Take all the material and copy it exactly.

═══ DATA PROVIDED

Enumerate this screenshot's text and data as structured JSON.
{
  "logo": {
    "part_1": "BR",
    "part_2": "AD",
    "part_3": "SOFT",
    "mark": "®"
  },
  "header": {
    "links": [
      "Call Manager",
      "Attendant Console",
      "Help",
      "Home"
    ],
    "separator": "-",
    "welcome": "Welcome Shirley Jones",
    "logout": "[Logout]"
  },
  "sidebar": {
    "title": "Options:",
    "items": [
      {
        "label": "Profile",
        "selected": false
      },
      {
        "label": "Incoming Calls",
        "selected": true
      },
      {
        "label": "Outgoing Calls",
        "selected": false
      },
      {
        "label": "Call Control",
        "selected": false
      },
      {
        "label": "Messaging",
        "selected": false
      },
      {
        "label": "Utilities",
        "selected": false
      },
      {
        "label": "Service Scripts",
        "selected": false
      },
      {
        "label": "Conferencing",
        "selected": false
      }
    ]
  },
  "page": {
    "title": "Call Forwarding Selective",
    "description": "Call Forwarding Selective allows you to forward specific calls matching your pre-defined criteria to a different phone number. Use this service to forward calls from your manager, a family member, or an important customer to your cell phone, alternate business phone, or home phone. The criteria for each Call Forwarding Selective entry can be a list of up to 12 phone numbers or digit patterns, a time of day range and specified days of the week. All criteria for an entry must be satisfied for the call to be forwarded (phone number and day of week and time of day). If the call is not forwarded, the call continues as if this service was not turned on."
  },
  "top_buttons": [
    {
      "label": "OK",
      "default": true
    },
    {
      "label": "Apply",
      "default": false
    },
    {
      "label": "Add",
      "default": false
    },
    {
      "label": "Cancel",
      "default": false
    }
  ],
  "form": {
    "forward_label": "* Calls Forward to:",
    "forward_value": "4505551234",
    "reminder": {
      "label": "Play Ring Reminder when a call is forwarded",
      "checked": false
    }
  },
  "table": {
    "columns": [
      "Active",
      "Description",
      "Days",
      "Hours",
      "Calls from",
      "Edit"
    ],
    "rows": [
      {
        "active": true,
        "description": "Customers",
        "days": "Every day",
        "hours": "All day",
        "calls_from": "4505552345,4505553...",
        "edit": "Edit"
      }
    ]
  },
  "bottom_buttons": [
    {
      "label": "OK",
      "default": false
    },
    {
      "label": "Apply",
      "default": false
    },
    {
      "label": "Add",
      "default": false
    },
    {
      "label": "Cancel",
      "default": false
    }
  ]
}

══════

*FINISHED TASK*
Enumerate this screenshot's text and data as structured JSON.
{
  "logo": {
    "part_1": "BR",
    "part_2": "AD",
    "part_3": "SOFT",
    "mark": "®"
  },
  "header": {
    "links": [
      "Call Manager",
      "Attendant Console",
      "Help",
      "Home"
    ],
    "separator": "-",
    "welcome": "Welcome Shirley Jones",
    "logout": "[Logout]"
  },
  "sidebar": {
    "title": "Options:",
    "items": [
      {
        "label": "Profile",
        "selected": false
      },
      {
        "label": "Incoming Calls",
        "selected": true
      },
      {
        "label": "Outgoing Calls",
        "selected": false
      },
      {
        "label": "Call Control",
        "selected": false
      },
      {
        "label": "Messaging",
        "selected": false
      },
      {
        "label": "Utilities",
        "selected": false
      },
      {
        "label": "Service Scripts",
        "selected": false
      },
      {
        "label": "Conferencing",
        "selected": false
      }
    ]
  },
  "page": {
    "title": "Call Forwarding Selective",
    "description": "Call Forwarding Selective allows you to forward specific calls matching your pre-defined criteria to a different phone number. Use this service to forward calls from your manager, a family member, or an important customer to your cell phone, alternate business phone, or home phone. The criteria for each Call Forwarding Selective entry can be a list of up to 12 phone numbers or digit patterns, a time of day range and specified days of the week. All criteria for an entry must be satisfied for the call to be forwarded (phone number and day of week and time of day). If the call is not forwarded, the call continues as if this service was not turned on."
  },
  "top_buttons": [
    {
      "label": "OK",
      "default": true
    },
    {
      "label": "Apply",
      "default": false
    },
    {
      "label": "Add",
      "default": false
    },
    {
      "label": "Cancel",
      "default": false
    }
  ],
  "form": {
    "forward_label": "* Calls Forward to:",
    "forward_value": "4505551234",
    "reminder": {
      "label": "Play Ring Reminder when a call is forwarded",
      "checked": false
    }
  },
  "table": {
    "columns": [
      "Active",
      "Description",
      "Days",
      "Hours",
      "Calls from",
      "Edit"
    ],
    "rows": [
      {
        "active": true,
        "description": "Customers",
        "days": "Every day",
        "hours": "All day",
        "calls_from": "4505552345,4505553...",
        "edit": "Edit"
      }
    ]
  },
  "bottom_buttons": [
    {
      "label": "OK",
      "default": false
    },
    {
      "label": "Apply",
      "default": false
    },
    {
      "label": "Add",
      "default": false
    },
    {
      "label": "Cancel",
      "default": false
    }
  ]
}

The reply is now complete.